Written exercise — Review the listing and copy each line that holds the word "ingen".
** Start of Dataset content **
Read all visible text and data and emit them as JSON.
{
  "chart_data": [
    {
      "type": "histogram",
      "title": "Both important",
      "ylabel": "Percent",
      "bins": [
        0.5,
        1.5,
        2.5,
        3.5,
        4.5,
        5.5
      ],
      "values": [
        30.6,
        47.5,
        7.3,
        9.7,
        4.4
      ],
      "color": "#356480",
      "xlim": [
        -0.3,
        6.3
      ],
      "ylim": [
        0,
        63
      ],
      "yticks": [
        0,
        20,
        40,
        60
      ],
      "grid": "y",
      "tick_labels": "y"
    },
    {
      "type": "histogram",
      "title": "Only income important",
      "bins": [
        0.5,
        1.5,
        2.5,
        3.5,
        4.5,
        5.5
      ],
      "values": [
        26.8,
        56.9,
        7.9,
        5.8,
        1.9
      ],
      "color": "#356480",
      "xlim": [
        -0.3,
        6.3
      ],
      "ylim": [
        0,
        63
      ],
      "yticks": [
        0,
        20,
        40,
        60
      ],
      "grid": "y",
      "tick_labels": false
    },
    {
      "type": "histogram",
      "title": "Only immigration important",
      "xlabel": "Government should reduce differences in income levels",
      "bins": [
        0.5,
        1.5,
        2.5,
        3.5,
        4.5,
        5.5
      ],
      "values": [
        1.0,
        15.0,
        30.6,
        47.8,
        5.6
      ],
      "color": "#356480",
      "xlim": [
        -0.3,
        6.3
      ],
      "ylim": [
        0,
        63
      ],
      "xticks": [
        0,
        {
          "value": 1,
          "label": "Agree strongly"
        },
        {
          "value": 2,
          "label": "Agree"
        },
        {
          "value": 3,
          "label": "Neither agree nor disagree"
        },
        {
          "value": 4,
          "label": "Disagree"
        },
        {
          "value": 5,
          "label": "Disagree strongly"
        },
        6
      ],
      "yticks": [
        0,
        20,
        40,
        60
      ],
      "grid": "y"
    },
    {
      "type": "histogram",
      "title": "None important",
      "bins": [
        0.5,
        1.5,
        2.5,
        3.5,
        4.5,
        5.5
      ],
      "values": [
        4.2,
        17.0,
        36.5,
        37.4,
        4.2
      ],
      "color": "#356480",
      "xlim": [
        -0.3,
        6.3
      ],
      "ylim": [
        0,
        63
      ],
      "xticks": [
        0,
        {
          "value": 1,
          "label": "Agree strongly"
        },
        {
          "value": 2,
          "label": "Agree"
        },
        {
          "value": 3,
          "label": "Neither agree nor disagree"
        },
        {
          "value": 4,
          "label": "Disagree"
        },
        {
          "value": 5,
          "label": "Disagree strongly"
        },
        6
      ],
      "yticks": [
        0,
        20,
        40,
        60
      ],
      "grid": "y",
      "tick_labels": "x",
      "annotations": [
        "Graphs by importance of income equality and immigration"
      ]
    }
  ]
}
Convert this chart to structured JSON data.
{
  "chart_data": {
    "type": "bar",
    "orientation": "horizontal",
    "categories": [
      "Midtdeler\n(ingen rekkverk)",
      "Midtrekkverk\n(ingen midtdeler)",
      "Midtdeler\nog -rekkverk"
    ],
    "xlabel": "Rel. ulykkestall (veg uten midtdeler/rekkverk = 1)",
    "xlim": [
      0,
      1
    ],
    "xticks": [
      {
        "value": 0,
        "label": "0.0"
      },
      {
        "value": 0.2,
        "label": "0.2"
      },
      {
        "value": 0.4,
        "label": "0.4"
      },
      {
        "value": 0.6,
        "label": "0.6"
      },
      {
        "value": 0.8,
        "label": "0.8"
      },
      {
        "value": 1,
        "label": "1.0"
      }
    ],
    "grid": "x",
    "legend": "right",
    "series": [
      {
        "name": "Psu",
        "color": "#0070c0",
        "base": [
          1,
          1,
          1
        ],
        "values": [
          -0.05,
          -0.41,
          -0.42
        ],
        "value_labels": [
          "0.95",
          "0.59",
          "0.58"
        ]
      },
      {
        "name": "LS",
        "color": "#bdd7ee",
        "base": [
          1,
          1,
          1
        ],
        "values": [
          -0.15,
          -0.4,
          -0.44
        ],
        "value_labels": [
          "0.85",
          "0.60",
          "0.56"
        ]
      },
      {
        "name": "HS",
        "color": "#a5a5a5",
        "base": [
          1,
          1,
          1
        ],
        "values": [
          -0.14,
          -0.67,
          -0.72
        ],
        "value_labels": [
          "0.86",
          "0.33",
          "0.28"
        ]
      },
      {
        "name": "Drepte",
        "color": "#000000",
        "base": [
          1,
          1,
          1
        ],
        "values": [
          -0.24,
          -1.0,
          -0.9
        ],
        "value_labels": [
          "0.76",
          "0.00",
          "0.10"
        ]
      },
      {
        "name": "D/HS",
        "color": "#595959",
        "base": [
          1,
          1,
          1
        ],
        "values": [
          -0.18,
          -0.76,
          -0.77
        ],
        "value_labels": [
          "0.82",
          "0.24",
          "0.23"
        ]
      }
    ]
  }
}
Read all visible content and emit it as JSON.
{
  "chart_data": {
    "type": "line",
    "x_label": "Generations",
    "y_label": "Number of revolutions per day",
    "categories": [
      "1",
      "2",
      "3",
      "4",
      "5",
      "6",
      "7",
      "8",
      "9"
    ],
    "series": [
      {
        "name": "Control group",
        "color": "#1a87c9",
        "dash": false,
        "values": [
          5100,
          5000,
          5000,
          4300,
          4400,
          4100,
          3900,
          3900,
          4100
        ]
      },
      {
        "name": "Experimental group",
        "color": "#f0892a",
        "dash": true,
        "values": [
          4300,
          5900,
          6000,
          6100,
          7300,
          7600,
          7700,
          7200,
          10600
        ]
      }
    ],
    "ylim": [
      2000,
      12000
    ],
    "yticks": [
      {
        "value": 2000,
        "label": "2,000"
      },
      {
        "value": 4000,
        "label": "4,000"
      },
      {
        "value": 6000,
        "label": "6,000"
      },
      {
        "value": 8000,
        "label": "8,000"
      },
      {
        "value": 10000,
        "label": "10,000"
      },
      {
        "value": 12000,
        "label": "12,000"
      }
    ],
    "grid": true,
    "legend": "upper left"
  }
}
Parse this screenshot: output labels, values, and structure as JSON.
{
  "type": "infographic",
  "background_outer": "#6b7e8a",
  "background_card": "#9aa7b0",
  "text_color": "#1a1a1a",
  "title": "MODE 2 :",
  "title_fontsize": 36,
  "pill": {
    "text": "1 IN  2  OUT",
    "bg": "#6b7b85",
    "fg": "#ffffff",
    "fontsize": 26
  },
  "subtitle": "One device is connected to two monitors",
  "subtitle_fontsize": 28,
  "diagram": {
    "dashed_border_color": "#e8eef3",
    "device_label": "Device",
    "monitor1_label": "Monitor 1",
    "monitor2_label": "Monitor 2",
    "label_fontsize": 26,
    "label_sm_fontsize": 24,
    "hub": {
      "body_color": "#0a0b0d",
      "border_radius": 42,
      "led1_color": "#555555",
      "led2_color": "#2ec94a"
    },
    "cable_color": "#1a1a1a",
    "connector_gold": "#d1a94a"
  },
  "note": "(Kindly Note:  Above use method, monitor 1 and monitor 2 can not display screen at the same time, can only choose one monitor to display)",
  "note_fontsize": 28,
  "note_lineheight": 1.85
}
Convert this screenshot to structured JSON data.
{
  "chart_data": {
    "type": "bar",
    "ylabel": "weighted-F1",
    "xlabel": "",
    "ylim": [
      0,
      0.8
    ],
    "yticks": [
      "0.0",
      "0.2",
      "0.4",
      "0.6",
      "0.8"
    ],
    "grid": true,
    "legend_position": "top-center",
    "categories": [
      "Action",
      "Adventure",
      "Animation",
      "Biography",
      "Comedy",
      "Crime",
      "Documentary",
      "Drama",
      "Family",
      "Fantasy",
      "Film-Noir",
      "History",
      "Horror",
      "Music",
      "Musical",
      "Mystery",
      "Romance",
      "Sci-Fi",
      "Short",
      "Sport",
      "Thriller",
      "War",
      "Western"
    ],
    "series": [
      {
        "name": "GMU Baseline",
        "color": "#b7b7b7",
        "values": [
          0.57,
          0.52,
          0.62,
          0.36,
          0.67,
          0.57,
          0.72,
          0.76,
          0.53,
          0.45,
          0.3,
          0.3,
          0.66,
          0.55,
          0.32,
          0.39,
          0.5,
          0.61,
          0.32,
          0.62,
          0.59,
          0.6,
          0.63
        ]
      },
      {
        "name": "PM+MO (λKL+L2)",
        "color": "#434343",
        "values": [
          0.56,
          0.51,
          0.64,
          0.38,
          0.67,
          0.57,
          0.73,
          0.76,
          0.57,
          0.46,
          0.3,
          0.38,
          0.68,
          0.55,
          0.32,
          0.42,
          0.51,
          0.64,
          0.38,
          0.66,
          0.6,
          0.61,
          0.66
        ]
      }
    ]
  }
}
** End of Dataset content **
Reply to the task —
      "Midtdeler\n(ingen rekkverk)",
      "Midtrekkverk\n(ingen midtdeler)",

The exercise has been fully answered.